### EXERCISE TASK:
Every entry must be given again exactly.

### SUPPLIED MATERIAL:
· · · · ·
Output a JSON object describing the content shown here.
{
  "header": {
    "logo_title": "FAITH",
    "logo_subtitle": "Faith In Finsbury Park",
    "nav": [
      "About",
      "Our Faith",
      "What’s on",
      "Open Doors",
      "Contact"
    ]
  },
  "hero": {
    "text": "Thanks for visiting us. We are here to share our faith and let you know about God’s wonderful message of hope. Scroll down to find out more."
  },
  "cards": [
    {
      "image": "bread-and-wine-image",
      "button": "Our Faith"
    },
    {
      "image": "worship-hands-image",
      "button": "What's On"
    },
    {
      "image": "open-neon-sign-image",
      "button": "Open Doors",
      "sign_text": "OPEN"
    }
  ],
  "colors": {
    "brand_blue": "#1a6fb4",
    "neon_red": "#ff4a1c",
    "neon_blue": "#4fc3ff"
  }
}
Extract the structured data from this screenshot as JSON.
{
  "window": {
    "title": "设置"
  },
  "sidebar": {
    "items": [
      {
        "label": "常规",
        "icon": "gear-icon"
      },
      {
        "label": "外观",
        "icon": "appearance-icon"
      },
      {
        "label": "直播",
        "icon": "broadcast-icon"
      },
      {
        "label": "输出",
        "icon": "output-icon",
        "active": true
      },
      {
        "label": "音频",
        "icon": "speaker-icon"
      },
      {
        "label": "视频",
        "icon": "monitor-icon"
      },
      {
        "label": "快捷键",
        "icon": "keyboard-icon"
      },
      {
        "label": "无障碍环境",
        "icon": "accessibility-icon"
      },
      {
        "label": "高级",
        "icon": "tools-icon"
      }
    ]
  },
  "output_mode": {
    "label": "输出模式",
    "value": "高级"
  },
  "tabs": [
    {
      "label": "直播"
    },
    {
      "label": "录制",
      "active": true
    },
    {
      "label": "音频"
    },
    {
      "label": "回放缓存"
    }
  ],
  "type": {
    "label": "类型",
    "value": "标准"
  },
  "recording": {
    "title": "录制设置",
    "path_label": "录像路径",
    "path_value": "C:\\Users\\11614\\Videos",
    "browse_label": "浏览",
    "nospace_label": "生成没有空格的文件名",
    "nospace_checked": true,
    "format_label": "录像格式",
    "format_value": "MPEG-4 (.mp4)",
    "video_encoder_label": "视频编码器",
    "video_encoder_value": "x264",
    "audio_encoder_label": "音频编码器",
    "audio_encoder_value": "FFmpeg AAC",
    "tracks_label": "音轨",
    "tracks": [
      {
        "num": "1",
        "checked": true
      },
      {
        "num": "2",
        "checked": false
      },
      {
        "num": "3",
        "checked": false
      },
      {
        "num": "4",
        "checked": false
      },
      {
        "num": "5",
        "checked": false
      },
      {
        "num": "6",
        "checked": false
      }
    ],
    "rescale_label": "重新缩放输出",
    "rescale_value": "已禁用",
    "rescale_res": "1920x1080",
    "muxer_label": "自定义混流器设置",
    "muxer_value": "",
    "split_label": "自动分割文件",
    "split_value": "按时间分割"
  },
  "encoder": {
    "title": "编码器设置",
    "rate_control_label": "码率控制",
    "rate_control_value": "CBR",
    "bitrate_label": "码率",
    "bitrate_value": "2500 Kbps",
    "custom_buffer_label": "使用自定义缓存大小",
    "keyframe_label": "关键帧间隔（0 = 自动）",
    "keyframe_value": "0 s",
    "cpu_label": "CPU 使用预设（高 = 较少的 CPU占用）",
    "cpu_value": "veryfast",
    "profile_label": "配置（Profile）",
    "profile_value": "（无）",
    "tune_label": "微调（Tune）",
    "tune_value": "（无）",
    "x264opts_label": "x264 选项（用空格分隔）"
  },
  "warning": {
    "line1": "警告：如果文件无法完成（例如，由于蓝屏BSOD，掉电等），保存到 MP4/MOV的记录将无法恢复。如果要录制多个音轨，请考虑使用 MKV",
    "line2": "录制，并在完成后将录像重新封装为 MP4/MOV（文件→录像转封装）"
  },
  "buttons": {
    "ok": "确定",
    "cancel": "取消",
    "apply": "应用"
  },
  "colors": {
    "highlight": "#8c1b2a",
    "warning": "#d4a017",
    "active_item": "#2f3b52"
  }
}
· · · · ·
### RESULT FOR THIS TASK:
Output a JSON object describing the content shown here.
{
  "header": {
    "logo_title": "FAITH",
    "logo_subtitle": "Faith In Finsbury Park",
    "nav": [
      "About",
      "Our Faith",
      "What’s on",
      "Open Doors",
      "Contact"
    ]
  },
  "hero": {
    "text": "Thanks for visiting us. We are here to share our faith and let you know about God’s wonderful message of hope. Scroll down to find out more."
  },
  "cards": [
    {
      "image": "bread-and-wine-image",
      "button": "Our Faith"
    },
    {
      "image": "worship-hands-image",
      "button": "What's On"
    },
    {
      "image": "open-neon-sign-image",
      "button": "Open Doors",
      "sign_text": "OPEN"
    }
  ],
  "colors": {
    "brand_blue": "#1a6fb4",
    "neon_red": "#ff4a1c",
    "neon_blue": "#4fc3ff"
  }
}
Extract the structured data from this screenshot as JSON.
{
  "window": {
    "title": "设置"
  },
  "sidebar": {
    "items": [
      {
        "label": "常规",
        "icon": "gear-icon"
      },
      {
        "label": "外观",
        "icon": "appearance-icon"
      },
      {
        "label": "直播",
        "icon": "broadcast-icon"
      },
      {
        "label": "输出",
        "icon": "output-icon",
        "active": true
      },
      {
        "label": "音频",
        "icon": "speaker-icon"
      },
      {
        "label": "视频",
        "icon": "monitor-icon"
      },
      {
        "label": "快捷键",
        "icon": "keyboard-icon"
      },
      {
        "label": "无障碍环境",
        "icon": "accessibility-icon"
      },
      {
        "label": "高级",
        "icon": "tools-icon"
      }
    ]
  },
  "output_mode": {
    "label": "输出模式",
    "value": "高级"
  },
  "tabs": [
    {
      "label": "直播"
    },
    {
      "label": "录制",
      "active": true
    },
    {
      "label": "音频"
    },
    {
      "label": "回放缓存"
    }
  ],
  "type": {
    "label": "类型",
    "value": "标准"
  },
  "recording": {
    "title": "录制设置",
    "path_label": "录像路径",
    "path_value": "C:\\Users\\11614\\Videos",
    "browse_label": "浏览",
    "nospace_label": "生成没有空格的文件名",
    "nospace_checked": true,
    "format_label": "录像格式",
    "format_value": "MPEG-4 (.mp4)",
    "video_encoder_label": "视频编码器",
    "video_encoder_value": "x264",
    "audio_encoder_label": "音频编码器",
    "audio_encoder_value": "FFmpeg AAC",
    "tracks_label": "音轨",
    "tracks": [
      {
        "num": "1",
        "checked": true
      },
      {
        "num": "2",
        "checked": false
      },
      {
        "num": "3",
        "checked": false
      },
      {
        "num": "4",
        "checked": false
      },
      {
        "num": "5",
        "checked": false
      },
      {
        "num": "6",
        "checked": false
      }
    ],
    "rescale_label": "重新缩放输出",
    "rescale_value": "已禁用",
    "rescale_res": "1920x1080",
    "muxer_label": "自定义混流器设置",
    "muxer_value": "",
    "split_label": "自动分割文件",
    "split_value": "按时间分割"
  },
  "encoder": {
    "title": "编码器设置",
    "rate_control_label": "码率控制",
    "rate_control_value": "CBR",
    "bitrate_label": "码率",
    "bitrate_value": "2500 Kbps",
    "custom_buffer_label": "使用自定义缓存大小",
    "keyframe_label": "关键帧间隔（0 = 自动）",
    "keyframe_value": "0 s",
    "cpu_label": "CPU 使用预设（高 = 较少的 CPU占用）",
    "cpu_value": "veryfast",
    "profile_label": "配置（Profile）",
    "profile_value": "（无）",
    "tune_label": "微调（Tune）",
    "tune_value": "（无）",
    "x264opts_label": "x264 选项（用空格分隔）"
  },
  "warning": {
    "line1": "警告：如果文件无法完成（例如，由于蓝屏BSOD，掉电等），保存到 MP4/MOV的记录将无法恢复。如果要录制多个音轨，请考虑使用 MKV",
    "line2": "录制，并在完成后将录像重新封装为 MP4/MOV（文件→录像转封装）"
  },
  "buttons": {
    "ok": "确定",
    "cancel": "取消",
    "apply": "应用"
  },
  "colors": {
    "highlight": "#8c1b2a",
    "warning": "#d4a017",
    "active_item": "#2f3b52"
  }
}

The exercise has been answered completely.